• _Stored entries_
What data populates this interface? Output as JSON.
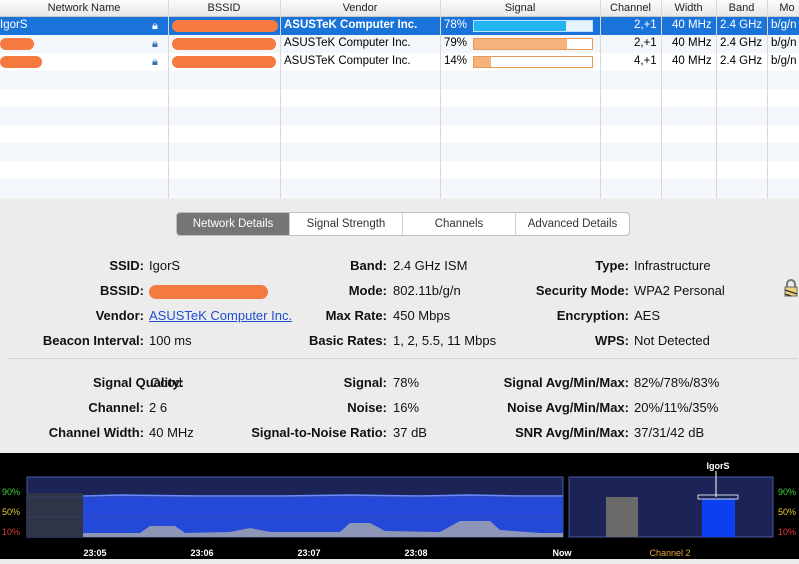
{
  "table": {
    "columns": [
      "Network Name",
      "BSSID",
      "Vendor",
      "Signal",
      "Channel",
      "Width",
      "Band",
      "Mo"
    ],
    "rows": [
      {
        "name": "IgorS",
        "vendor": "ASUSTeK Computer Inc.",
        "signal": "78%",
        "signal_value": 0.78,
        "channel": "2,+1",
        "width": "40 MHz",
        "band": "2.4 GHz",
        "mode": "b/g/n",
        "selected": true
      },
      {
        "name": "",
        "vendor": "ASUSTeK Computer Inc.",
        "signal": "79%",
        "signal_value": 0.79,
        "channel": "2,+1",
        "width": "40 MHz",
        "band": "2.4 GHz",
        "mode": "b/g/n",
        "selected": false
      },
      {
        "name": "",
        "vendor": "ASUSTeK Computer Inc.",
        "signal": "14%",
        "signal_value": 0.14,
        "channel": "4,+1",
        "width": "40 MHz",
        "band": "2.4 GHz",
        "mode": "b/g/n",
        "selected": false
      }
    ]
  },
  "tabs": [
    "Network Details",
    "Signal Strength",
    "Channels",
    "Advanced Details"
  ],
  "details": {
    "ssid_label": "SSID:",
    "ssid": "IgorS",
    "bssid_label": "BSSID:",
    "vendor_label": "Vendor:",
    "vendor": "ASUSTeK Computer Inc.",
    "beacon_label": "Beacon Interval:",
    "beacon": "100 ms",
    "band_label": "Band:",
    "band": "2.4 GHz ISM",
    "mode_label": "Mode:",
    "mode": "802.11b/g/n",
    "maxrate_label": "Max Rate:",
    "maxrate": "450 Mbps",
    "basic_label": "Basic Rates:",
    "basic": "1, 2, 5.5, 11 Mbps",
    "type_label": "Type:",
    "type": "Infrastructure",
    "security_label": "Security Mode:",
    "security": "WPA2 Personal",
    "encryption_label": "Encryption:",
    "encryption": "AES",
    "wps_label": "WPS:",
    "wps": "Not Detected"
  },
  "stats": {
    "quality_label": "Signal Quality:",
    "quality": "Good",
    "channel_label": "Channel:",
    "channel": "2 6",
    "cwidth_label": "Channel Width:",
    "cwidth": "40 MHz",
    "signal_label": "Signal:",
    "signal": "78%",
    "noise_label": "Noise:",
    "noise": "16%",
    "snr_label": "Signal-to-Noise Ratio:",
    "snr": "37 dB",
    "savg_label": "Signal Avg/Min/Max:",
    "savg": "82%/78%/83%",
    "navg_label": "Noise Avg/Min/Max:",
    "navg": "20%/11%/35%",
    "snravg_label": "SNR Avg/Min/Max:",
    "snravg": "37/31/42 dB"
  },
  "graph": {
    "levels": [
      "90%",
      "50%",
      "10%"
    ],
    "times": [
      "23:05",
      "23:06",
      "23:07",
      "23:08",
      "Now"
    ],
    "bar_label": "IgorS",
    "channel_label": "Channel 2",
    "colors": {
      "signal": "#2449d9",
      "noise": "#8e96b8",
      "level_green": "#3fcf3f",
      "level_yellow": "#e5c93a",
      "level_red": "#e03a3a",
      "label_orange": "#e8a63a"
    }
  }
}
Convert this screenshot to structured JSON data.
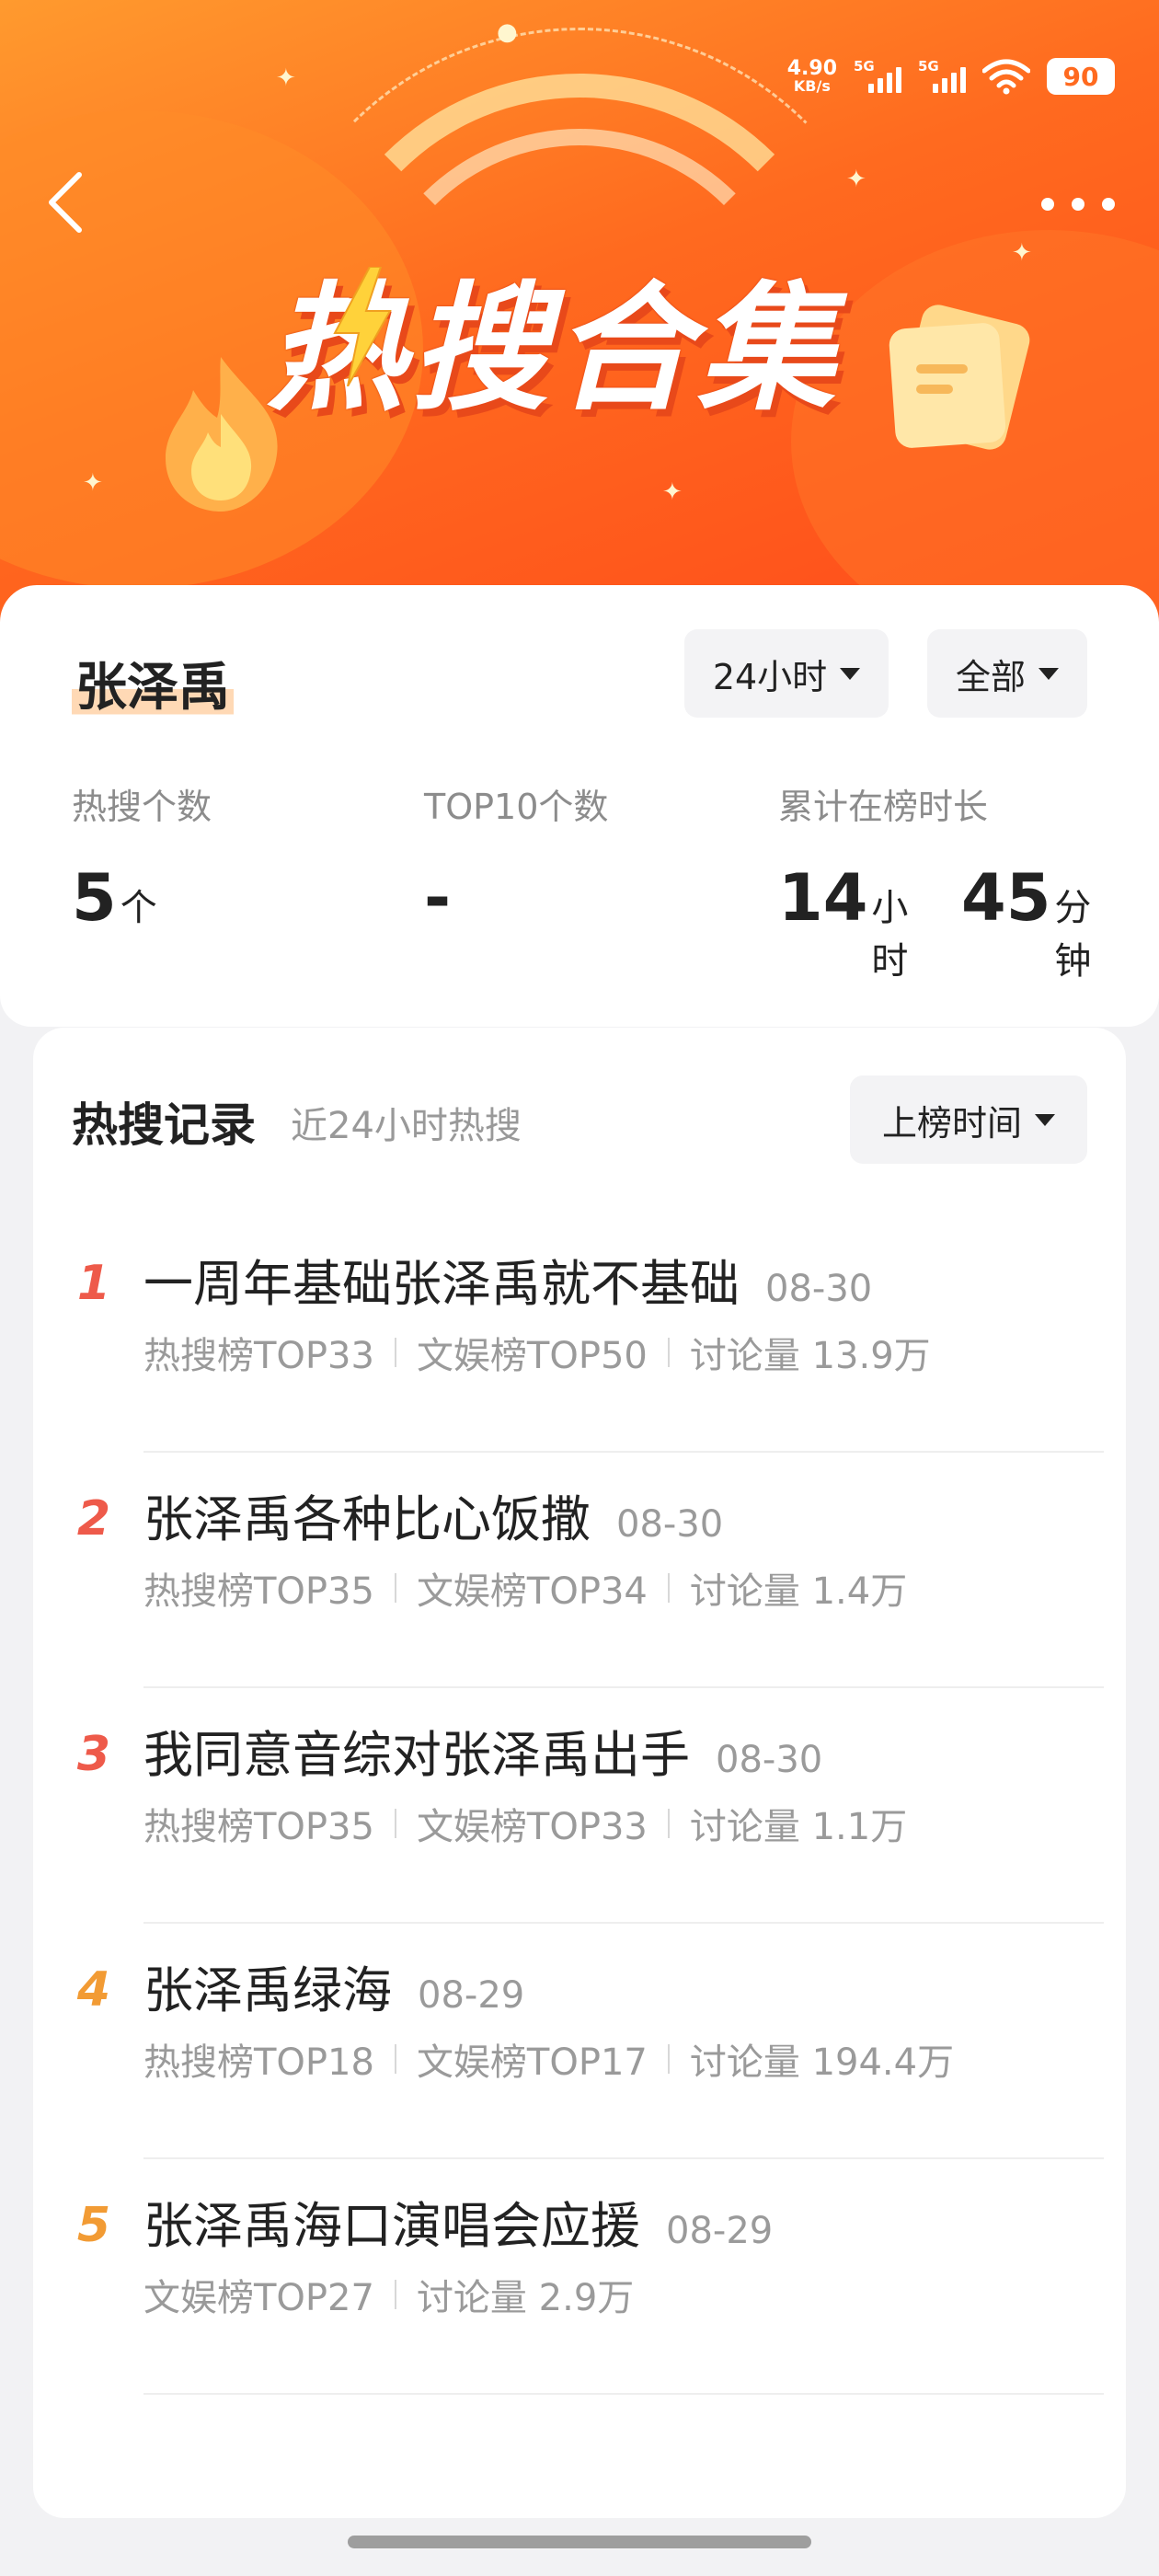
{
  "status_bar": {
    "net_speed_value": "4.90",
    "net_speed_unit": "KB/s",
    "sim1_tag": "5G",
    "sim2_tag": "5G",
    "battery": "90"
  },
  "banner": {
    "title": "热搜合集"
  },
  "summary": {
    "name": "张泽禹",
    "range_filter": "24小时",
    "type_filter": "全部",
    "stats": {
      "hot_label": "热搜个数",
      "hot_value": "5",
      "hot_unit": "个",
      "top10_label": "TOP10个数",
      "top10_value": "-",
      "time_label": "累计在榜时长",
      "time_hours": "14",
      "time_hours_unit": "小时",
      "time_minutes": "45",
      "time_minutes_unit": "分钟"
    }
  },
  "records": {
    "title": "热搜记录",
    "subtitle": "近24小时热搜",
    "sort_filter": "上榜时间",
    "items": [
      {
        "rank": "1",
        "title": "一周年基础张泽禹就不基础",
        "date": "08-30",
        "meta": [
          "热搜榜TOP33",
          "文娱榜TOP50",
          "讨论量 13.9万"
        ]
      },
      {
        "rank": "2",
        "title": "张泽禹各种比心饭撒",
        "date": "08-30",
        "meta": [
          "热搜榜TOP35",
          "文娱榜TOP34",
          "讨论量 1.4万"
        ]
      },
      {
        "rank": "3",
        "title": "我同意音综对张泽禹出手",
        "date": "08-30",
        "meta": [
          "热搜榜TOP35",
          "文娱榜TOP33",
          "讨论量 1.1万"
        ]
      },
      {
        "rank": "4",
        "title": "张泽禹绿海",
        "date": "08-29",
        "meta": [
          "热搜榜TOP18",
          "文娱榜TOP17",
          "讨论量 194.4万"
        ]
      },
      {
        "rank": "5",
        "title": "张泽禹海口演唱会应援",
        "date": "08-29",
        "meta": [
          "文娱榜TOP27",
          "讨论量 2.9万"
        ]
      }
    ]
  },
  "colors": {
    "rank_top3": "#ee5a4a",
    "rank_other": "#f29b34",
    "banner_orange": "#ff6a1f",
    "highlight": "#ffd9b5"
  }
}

• _Stated problem_
Copy out every line of the material above that mentions the word "this".

• _Exercise answer_
What data populates this interface? Output as JSON.
Convert this screenshot to structured JSON data.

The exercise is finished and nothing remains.